Reproduce the listing below without changes, except that pictures are left out.

- - - -

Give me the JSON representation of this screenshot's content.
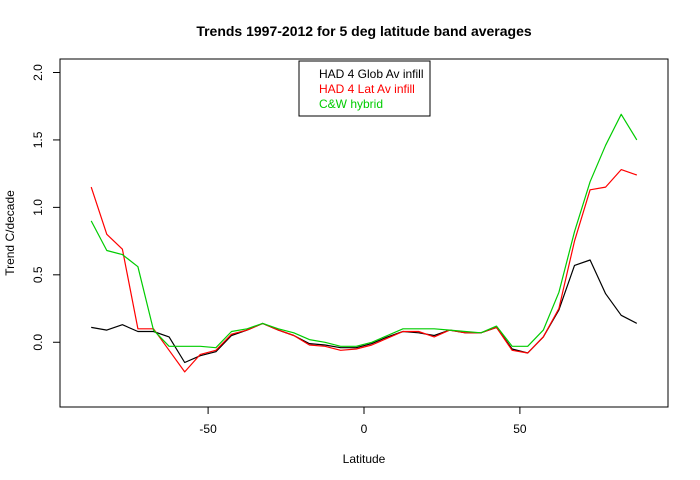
{
  "chart_data": {
    "type": "line",
    "title": "Trends 1997-2012 for 5 deg latitude band averages",
    "xlabel": "Latitude",
    "ylabel": "Trend C/decade",
    "xlim": [
      -97.5,
      97.5
    ],
    "ylim": [
      -0.48,
      2.1
    ],
    "xticks": [
      -50,
      0,
      50
    ],
    "yticks": [
      0.0,
      0.5,
      1.0,
      1.5,
      2.0
    ],
    "xtick_labels": [
      "-50",
      "0",
      "50"
    ],
    "ytick_labels": [
      "0.0",
      "0.5",
      "1.0",
      "1.5",
      "2.0"
    ],
    "grid": false,
    "legend_position": "top-center",
    "x": [
      -87.5,
      -82.5,
      -77.5,
      -72.5,
      -67.5,
      -62.5,
      -57.5,
      -52.5,
      -47.5,
      -42.5,
      -37.5,
      -32.5,
      -27.5,
      -22.5,
      -17.5,
      -12.5,
      -7.5,
      -2.5,
      2.5,
      7.5,
      12.5,
      17.5,
      22.5,
      27.5,
      32.5,
      37.5,
      42.5,
      47.5,
      52.5,
      57.5,
      62.5,
      67.5,
      72.5,
      77.5,
      82.5,
      87.5
    ],
    "series": [
      {
        "name": "HAD 4 Glob Av infill",
        "color": "#000000",
        "values": [
          0.11,
          0.09,
          0.13,
          0.08,
          0.08,
          0.04,
          -0.15,
          -0.1,
          -0.07,
          0.05,
          0.09,
          0.14,
          0.09,
          0.05,
          -0.01,
          -0.02,
          -0.04,
          -0.04,
          -0.01,
          0.04,
          0.08,
          0.07,
          0.05,
          0.09,
          0.07,
          0.07,
          0.11,
          -0.05,
          -0.08,
          0.04,
          0.24,
          0.57,
          0.61,
          0.36,
          0.2,
          0.14
        ]
      },
      {
        "name": "HAD 4 Lat Av infill",
        "color": "#ff0000",
        "values": [
          1.15,
          0.8,
          0.69,
          0.1,
          0.1,
          -0.06,
          -0.22,
          -0.09,
          -0.06,
          0.06,
          0.09,
          0.14,
          0.09,
          0.05,
          -0.02,
          -0.03,
          -0.06,
          -0.05,
          -0.02,
          0.03,
          0.08,
          0.08,
          0.04,
          0.09,
          0.07,
          0.07,
          0.11,
          -0.06,
          -0.08,
          0.04,
          0.25,
          0.75,
          1.13,
          1.15,
          1.28,
          1.24
        ]
      },
      {
        "name": "C&W hybrid",
        "color": "#00cc00",
        "values": [
          0.9,
          0.68,
          0.65,
          0.56,
          0.09,
          -0.03,
          -0.03,
          -0.03,
          -0.04,
          0.08,
          0.1,
          0.14,
          0.1,
          0.07,
          0.02,
          0.0,
          -0.03,
          -0.03,
          0.0,
          0.05,
          0.1,
          0.1,
          0.1,
          0.09,
          0.08,
          0.07,
          0.12,
          -0.03,
          -0.03,
          0.09,
          0.37,
          0.82,
          1.19,
          1.46,
          1.69,
          1.5
        ]
      }
    ]
  }
}
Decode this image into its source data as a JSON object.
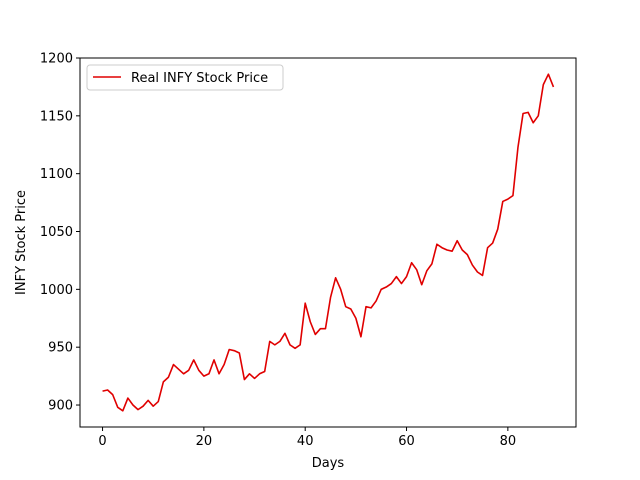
{
  "chart_data": {
    "type": "line",
    "title": "",
    "xlabel": "Days",
    "ylabel": "INFY Stock Price",
    "xlim": [
      -4.45,
      93.45
    ],
    "ylim": [
      881,
      1200
    ],
    "xticks": [
      0,
      20,
      40,
      60,
      80
    ],
    "yticks": [
      900,
      950,
      1000,
      1050,
      1100,
      1150,
      1200
    ],
    "grid": false,
    "legend_position": "top-left",
    "series": [
      {
        "name": "Real INFY Stock Price",
        "color": "#e00000",
        "x": [
          0,
          1,
          2,
          3,
          4,
          5,
          6,
          7,
          8,
          9,
          10,
          11,
          12,
          13,
          14,
          15,
          16,
          17,
          18,
          19,
          20,
          21,
          22,
          23,
          24,
          25,
          26,
          27,
          28,
          29,
          30,
          31,
          32,
          33,
          34,
          35,
          36,
          37,
          38,
          39,
          40,
          41,
          42,
          43,
          44,
          45,
          46,
          47,
          48,
          49,
          50,
          51,
          52,
          53,
          54,
          55,
          56,
          57,
          58,
          59,
          60,
          61,
          62,
          63,
          64,
          65,
          66,
          67,
          68,
          69,
          70,
          71,
          72,
          73,
          74,
          75,
          76,
          77,
          78,
          79,
          80,
          81,
          82,
          83,
          84,
          85,
          86,
          87,
          88,
          89
        ],
        "values": [
          912,
          913,
          909,
          898,
          895,
          906,
          900,
          896,
          899,
          904,
          899,
          903,
          920,
          924,
          935,
          931,
          927,
          930,
          939,
          930,
          925,
          927,
          939,
          927,
          935,
          948,
          947,
          945,
          922,
          927,
          923,
          927,
          929,
          955,
          952,
          955,
          962,
          952,
          949,
          952,
          988,
          972,
          961,
          966,
          966,
          993,
          1010,
          1000,
          985,
          983,
          975,
          959,
          985,
          984,
          990,
          1000,
          1002,
          1005,
          1011,
          1005,
          1011,
          1023,
          1017,
          1004,
          1016,
          1022,
          1039,
          1036,
          1034,
          1033,
          1042,
          1034,
          1030,
          1021,
          1015,
          1012,
          1036,
          1040,
          1052,
          1076,
          1078,
          1081,
          1123,
          1152,
          1153,
          1144,
          1150,
          1177,
          1186,
          1175
        ]
      }
    ]
  }
}
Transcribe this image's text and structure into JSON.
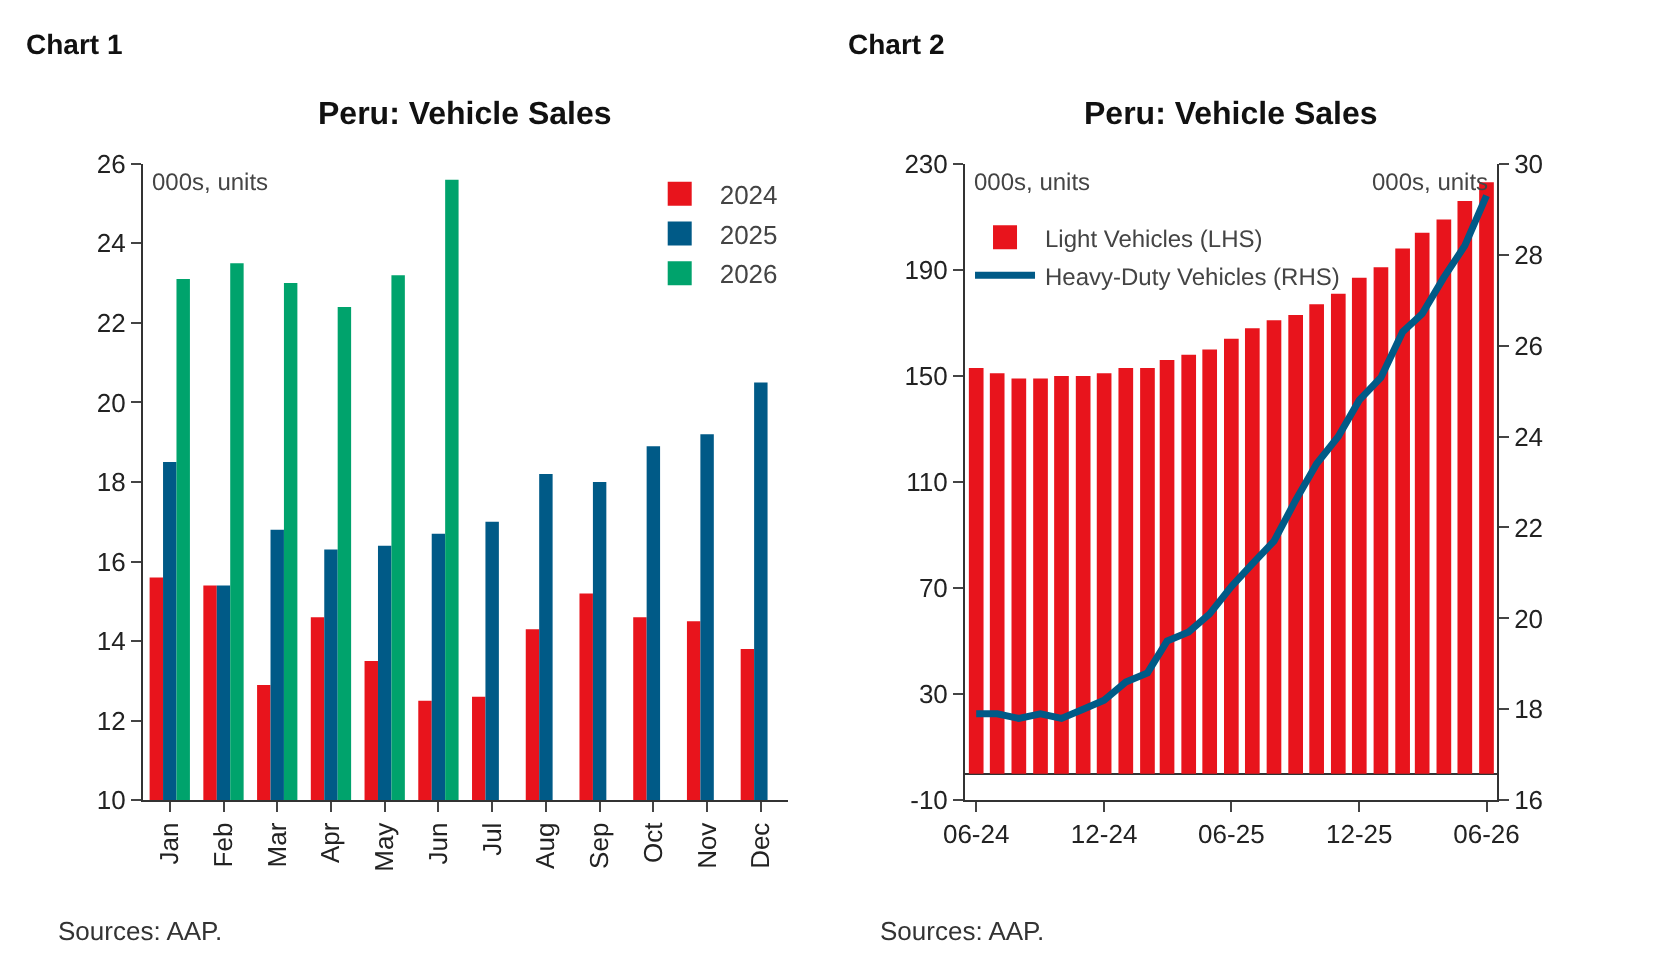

- - - -

WRITTEN ANSWER:
Give me the JSON representation of this screenshot's content.
{
  "chart_data": {
    "type": "line",
    "title": "Trends 1997-2012 for 5 deg latitude band averages",
    "xlabel": "Latitude",
    "ylabel": "Trend C/decade",
    "xlim": [
      -97.5,
      97.5
    ],
    "ylim": [
      -0.48,
      2.1
    ],
    "xticks": [
      -50,
      0,
      50
    ],
    "yticks": [
      0.0,
      0.5,
      1.0,
      1.5,
      2.0
    ],
    "xtick_labels": [
      "-50",
      "0",
      "50"
    ],
    "ytick_labels": [
      "0.0",
      "0.5",
      "1.0",
      "1.5",
      "2.0"
    ],
    "grid": false,
    "legend_position": "top-center",
    "x": [
      -87.5,
      -82.5,
      -77.5,
      -72.5,
      -67.5,
      -62.5,
      -57.5,
      -52.5,
      -47.5,
      -42.5,
      -37.5,
      -32.5,
      -27.5,
      -22.5,
      -17.5,
      -12.5,
      -7.5,
      -2.5,
      2.5,
      7.5,
      12.5,
      17.5,
      22.5,
      27.5,
      32.5,
      37.5,
      42.5,
      47.5,
      52.5,
      57.5,
      62.5,
      67.5,
      72.5,
      77.5,
      82.5,
      87.5
    ],
    "series": [
      {
        "name": "HAD 4 Glob Av infill",
        "color": "#000000",
        "values": [
          0.11,
          0.09,
          0.13,
          0.08,
          0.08,
          0.04,
          -0.15,
          -0.1,
          -0.07,
          0.05,
          0.09,
          0.14,
          0.09,
          0.05,
          -0.01,
          -0.02,
          -0.04,
          -0.04,
          -0.01,
          0.04,
          0.08,
          0.07,
          0.05,
          0.09,
          0.07,
          0.07,
          0.11,
          -0.05,
          -0.08,
          0.04,
          0.24,
          0.57,
          0.61,
          0.36,
          0.2,
          0.14
        ]
      },
      {
        "name": "HAD 4 Lat Av infill",
        "color": "#ff0000",
        "values": [
          1.15,
          0.8,
          0.69,
          0.1,
          0.1,
          -0.06,
          -0.22,
          -0.09,
          -0.06,
          0.06,
          0.09,
          0.14,
          0.09,
          0.05,
          -0.02,
          -0.03,
          -0.06,
          -0.05,
          -0.02,
          0.03,
          0.08,
          0.08,
          0.04,
          0.09,
          0.07,
          0.07,
          0.11,
          -0.06,
          -0.08,
          0.04,
          0.25,
          0.75,
          1.13,
          1.15,
          1.28,
          1.24
        ]
      },
      {
        "name": "C&W hybrid",
        "color": "#00cc00",
        "values": [
          0.9,
          0.68,
          0.65,
          0.56,
          0.09,
          -0.03,
          -0.03,
          -0.03,
          -0.04,
          0.08,
          0.1,
          0.14,
          0.1,
          0.07,
          0.02,
          0.0,
          -0.03,
          -0.03,
          0.0,
          0.05,
          0.1,
          0.1,
          0.1,
          0.09,
          0.08,
          0.07,
          0.12,
          -0.03,
          -0.03,
          0.09,
          0.37,
          0.82,
          1.19,
          1.46,
          1.69,
          1.5
        ]
      }
    ]
  }
}
Decode this image into its source data as a JSON object.
{
  "chart_data": {
    "type": "line",
    "title": "",
    "xlabel": "Days",
    "ylabel": "INFY Stock Price",
    "xlim": [
      -4.45,
      93.45
    ],
    "ylim": [
      881,
      1200
    ],
    "xticks": [
      0,
      20,
      40,
      60,
      80
    ],
    "yticks": [
      900,
      950,
      1000,
      1050,
      1100,
      1150,
      1200
    ],
    "grid": false,
    "legend_position": "top-left",
    "series": [
      {
        "name": "Real INFY Stock Price",
        "color": "#e00000",
        "x": [
          0,
          1,
          2,
          3,
          4,
          5,
          6,
          7,
          8,
          9,
          10,
          11,
          12,
          13,
          14,
          15,
          16,
          17,
          18,
          19,
          20,
          21,
          22,
          23,
          24,
          25,
          26,
          27,
          28,
          29,
          30,
          31,
          32,
          33,
          34,
          35,
          36,
          37,
          38,
          39,
          40,
          41,
          42,
          43,
          44,
          45,
          46,
          47,
          48,
          49,
          50,
          51,
          52,
          53,
          54,
          55,
          56,
          57,
          58,
          59,
          60,
          61,
          62,
          63,
          64,
          65,
          66,
          67,
          68,
          69,
          70,
          71,
          72,
          73,
          74,
          75,
          76,
          77,
          78,
          79,
          80,
          81,
          82,
          83,
          84,
          85,
          86,
          87,
          88,
          89
        ],
        "values": [
          912,
          913,
          909,
          898,
          895,
          906,
          900,
          896,
          899,
          904,
          899,
          903,
          920,
          924,
          935,
          931,
          927,
          930,
          939,
          930,
          925,
          927,
          939,
          927,
          935,
          948,
          947,
          945,
          922,
          927,
          923,
          927,
          929,
          955,
          952,
          955,
          962,
          952,
          949,
          952,
          988,
          972,
          961,
          966,
          966,
          993,
          1010,
          1000,
          985,
          983,
          975,
          959,
          985,
          984,
          990,
          1000,
          1002,
          1005,
          1011,
          1005,
          1011,
          1023,
          1017,
          1004,
          1016,
          1022,
          1039,
          1036,
          1034,
          1033,
          1042,
          1034,
          1030,
          1021,
          1015,
          1012,
          1036,
          1040,
          1052,
          1076,
          1078,
          1081,
          1123,
          1152,
          1153,
          1144,
          1150,
          1177,
          1186,
          1175
        ]
      }
    ]
  }
}
Transcribe this image's text and structure into JSON.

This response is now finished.